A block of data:
╔══

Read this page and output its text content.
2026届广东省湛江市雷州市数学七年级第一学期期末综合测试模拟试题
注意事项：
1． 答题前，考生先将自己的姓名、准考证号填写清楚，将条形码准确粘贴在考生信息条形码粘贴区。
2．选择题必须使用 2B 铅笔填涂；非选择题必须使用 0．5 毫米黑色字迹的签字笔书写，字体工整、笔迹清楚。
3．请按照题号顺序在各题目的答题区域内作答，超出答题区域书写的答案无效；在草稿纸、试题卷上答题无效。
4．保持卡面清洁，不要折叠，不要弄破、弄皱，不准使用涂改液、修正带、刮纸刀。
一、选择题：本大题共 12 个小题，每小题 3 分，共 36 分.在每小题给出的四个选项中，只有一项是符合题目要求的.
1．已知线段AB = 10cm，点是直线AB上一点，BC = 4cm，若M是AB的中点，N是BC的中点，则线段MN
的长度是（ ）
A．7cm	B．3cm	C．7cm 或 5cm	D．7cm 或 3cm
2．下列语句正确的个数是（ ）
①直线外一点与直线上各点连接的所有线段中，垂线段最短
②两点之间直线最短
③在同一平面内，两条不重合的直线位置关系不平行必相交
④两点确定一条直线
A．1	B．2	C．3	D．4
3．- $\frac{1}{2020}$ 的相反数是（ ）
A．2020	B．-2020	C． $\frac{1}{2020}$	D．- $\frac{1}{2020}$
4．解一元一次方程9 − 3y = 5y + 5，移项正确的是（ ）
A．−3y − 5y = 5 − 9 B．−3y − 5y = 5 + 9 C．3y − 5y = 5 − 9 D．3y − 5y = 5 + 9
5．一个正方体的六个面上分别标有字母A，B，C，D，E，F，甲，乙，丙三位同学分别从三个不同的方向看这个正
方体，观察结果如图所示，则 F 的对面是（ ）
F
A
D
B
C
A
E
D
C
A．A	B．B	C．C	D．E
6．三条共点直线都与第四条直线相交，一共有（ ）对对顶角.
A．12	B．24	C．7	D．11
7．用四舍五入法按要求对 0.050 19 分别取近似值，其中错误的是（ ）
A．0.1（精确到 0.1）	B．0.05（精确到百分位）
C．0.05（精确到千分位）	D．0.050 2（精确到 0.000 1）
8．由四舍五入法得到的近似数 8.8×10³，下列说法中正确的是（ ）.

╚══
╔══

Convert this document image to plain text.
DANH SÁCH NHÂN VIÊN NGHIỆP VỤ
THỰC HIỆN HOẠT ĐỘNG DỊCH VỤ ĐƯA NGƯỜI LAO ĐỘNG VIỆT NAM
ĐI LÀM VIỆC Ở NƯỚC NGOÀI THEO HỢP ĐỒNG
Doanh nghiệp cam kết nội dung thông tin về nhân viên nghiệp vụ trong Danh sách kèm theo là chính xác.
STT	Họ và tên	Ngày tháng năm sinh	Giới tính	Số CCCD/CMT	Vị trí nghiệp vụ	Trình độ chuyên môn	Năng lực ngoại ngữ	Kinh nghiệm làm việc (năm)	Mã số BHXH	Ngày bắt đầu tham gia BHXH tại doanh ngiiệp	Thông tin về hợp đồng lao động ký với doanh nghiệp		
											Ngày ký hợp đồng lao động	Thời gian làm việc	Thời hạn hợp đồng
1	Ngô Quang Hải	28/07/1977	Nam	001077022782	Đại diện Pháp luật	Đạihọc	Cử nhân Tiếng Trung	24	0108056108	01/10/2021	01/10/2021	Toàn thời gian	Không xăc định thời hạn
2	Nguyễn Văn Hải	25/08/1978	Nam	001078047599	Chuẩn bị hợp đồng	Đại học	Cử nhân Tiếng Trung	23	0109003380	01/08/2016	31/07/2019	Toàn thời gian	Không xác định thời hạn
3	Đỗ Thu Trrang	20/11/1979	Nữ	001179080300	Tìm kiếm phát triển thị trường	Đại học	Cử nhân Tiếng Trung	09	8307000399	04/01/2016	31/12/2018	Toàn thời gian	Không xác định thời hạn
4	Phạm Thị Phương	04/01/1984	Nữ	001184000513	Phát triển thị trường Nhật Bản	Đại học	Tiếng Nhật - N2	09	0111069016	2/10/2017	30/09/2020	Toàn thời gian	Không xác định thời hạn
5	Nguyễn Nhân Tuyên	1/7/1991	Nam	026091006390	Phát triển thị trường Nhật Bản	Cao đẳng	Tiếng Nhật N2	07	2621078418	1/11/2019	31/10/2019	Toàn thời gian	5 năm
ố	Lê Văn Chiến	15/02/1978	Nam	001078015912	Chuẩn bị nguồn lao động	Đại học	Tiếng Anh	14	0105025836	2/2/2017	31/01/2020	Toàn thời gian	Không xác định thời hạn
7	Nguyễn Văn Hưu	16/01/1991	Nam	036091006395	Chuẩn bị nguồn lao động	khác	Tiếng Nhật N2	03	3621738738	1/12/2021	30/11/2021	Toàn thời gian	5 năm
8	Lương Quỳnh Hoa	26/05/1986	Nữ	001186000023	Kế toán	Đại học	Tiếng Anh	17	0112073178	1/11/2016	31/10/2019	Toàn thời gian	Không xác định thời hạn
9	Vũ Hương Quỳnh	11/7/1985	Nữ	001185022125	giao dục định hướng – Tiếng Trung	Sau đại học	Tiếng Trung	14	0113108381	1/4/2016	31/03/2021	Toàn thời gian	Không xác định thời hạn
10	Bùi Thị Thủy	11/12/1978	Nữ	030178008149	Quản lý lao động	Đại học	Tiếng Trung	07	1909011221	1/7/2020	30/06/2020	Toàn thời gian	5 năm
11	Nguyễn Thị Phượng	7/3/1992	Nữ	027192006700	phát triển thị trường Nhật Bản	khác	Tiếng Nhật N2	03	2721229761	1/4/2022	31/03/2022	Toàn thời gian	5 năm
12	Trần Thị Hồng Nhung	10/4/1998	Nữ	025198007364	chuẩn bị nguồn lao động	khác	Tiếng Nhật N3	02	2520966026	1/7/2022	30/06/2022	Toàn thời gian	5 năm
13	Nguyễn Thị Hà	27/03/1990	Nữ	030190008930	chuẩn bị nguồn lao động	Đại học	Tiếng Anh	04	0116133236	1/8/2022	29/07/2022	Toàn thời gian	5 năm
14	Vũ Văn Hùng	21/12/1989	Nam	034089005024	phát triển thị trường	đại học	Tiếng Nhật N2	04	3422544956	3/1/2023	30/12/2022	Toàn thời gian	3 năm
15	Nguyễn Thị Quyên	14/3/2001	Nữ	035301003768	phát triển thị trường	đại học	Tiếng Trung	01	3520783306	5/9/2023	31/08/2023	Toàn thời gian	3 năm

╚══

#### [Goal of the exercise]
Extract each line from the entries above that contains the string "Nhật".

#### [Answer to the exercise]
4	Phạm Thị Phương	04/01/1984	Nữ	001184000513	Phát triển thị trường Nhật Bản	Đại học	Tiếng Nhật - N2	09	0111069016	2/10/2017	30/09/2020	Toàn thời gian	Không xác định thời hạn
5	Nguyễn Nhân Tuyên	1/7/1991	Nam	026091006390	Phát triển thị trường Nhật Bản	Cao đẳng	Tiếng Nhật N2	07	2621078418	1/11/2019	31/10/2019	Toàn thời gian	5 năm
7	Nguyễn Văn Hưu	16/01/1991	Nam	036091006395	Chuẩn bị nguồn lao động	khác	Tiếng Nhật N2	03	3621738738	1/12/2021	30/11/2021	Toàn thời gian	5 năm
11	Nguyễn Thị Phượng	7/3/1992	Nữ	027192006700	phát triển thị trường Nhật Bản	khác	Tiếng Nhật N2	03	2721229761	1/4/2022	31/03/2022	Toàn thời gian	5 năm
12	Trần Thị Hồng Nhung	10/4/1998	Nữ	025198007364	chuẩn bị nguồn lao động	khác	Tiếng Nhật N3	02	2520966026	1/7/2022	30/06/2022	Toàn thời gian	5 năm
14	Vũ Văn Hùng	21/12/1989	Nam	034089005024	phát triển thị trường	đại học	Tiếng Nhật N2	04	3422544956	3/1/2023	30/12/2022	Toàn thời gian	3 năm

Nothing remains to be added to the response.